■ TASK OBJECTIVE ■
Your answer should be a single number: the count of lines containing "nuts".

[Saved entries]
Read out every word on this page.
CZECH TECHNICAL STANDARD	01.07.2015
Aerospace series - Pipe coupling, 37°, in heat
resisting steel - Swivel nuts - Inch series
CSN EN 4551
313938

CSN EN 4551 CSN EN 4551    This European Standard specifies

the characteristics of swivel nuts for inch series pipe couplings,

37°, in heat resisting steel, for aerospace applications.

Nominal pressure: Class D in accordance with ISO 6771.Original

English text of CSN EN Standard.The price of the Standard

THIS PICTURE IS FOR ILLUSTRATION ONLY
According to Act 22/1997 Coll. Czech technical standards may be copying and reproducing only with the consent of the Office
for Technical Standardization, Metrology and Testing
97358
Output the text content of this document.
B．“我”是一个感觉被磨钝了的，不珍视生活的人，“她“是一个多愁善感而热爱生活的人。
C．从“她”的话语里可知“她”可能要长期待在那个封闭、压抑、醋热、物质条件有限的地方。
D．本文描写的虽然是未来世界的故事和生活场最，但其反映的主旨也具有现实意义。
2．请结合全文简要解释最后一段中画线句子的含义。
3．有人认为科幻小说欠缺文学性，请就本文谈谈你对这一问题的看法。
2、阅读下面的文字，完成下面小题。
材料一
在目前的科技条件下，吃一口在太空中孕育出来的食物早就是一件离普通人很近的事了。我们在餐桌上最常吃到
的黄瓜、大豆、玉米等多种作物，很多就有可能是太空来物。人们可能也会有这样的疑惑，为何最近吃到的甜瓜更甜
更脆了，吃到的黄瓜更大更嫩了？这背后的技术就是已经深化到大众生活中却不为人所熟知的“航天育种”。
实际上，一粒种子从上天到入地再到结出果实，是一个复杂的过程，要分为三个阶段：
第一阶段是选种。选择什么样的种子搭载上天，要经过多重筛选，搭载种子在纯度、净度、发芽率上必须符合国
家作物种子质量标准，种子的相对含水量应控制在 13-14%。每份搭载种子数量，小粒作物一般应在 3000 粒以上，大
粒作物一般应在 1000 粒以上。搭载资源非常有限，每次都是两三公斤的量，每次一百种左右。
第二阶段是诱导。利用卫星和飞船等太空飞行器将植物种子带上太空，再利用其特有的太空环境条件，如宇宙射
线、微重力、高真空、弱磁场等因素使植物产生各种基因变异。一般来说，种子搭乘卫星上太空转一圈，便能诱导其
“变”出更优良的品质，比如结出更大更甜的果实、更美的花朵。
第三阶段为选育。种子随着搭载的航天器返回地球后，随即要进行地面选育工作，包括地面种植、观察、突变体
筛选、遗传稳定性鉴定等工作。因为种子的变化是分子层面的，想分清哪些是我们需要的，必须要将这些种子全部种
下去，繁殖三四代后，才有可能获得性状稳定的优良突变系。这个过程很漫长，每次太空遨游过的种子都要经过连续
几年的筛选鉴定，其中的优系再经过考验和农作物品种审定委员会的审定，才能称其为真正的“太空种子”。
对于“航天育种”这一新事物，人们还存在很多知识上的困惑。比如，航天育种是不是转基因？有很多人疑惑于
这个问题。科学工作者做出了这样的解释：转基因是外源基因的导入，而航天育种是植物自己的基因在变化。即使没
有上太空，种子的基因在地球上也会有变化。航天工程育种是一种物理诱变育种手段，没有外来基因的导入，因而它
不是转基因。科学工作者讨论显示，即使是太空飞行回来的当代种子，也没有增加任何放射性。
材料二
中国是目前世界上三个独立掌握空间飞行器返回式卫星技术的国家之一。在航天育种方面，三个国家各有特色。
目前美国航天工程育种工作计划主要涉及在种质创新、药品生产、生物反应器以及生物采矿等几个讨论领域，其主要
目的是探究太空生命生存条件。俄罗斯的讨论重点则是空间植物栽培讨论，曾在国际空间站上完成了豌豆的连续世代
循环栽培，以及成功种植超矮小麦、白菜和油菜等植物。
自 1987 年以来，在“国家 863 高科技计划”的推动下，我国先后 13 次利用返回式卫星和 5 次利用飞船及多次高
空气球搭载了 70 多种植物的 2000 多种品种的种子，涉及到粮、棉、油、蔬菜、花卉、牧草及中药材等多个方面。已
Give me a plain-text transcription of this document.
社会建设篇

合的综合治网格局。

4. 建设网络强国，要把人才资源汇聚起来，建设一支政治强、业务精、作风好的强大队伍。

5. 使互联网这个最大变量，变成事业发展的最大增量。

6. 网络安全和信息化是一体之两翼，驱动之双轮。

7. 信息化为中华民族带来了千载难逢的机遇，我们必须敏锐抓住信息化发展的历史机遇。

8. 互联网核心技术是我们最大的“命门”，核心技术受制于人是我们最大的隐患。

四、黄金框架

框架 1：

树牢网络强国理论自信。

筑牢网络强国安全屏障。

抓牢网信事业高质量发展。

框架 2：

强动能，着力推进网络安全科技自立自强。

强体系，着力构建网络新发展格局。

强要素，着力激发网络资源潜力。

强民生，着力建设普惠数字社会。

■ COMPLETED TASK ■
2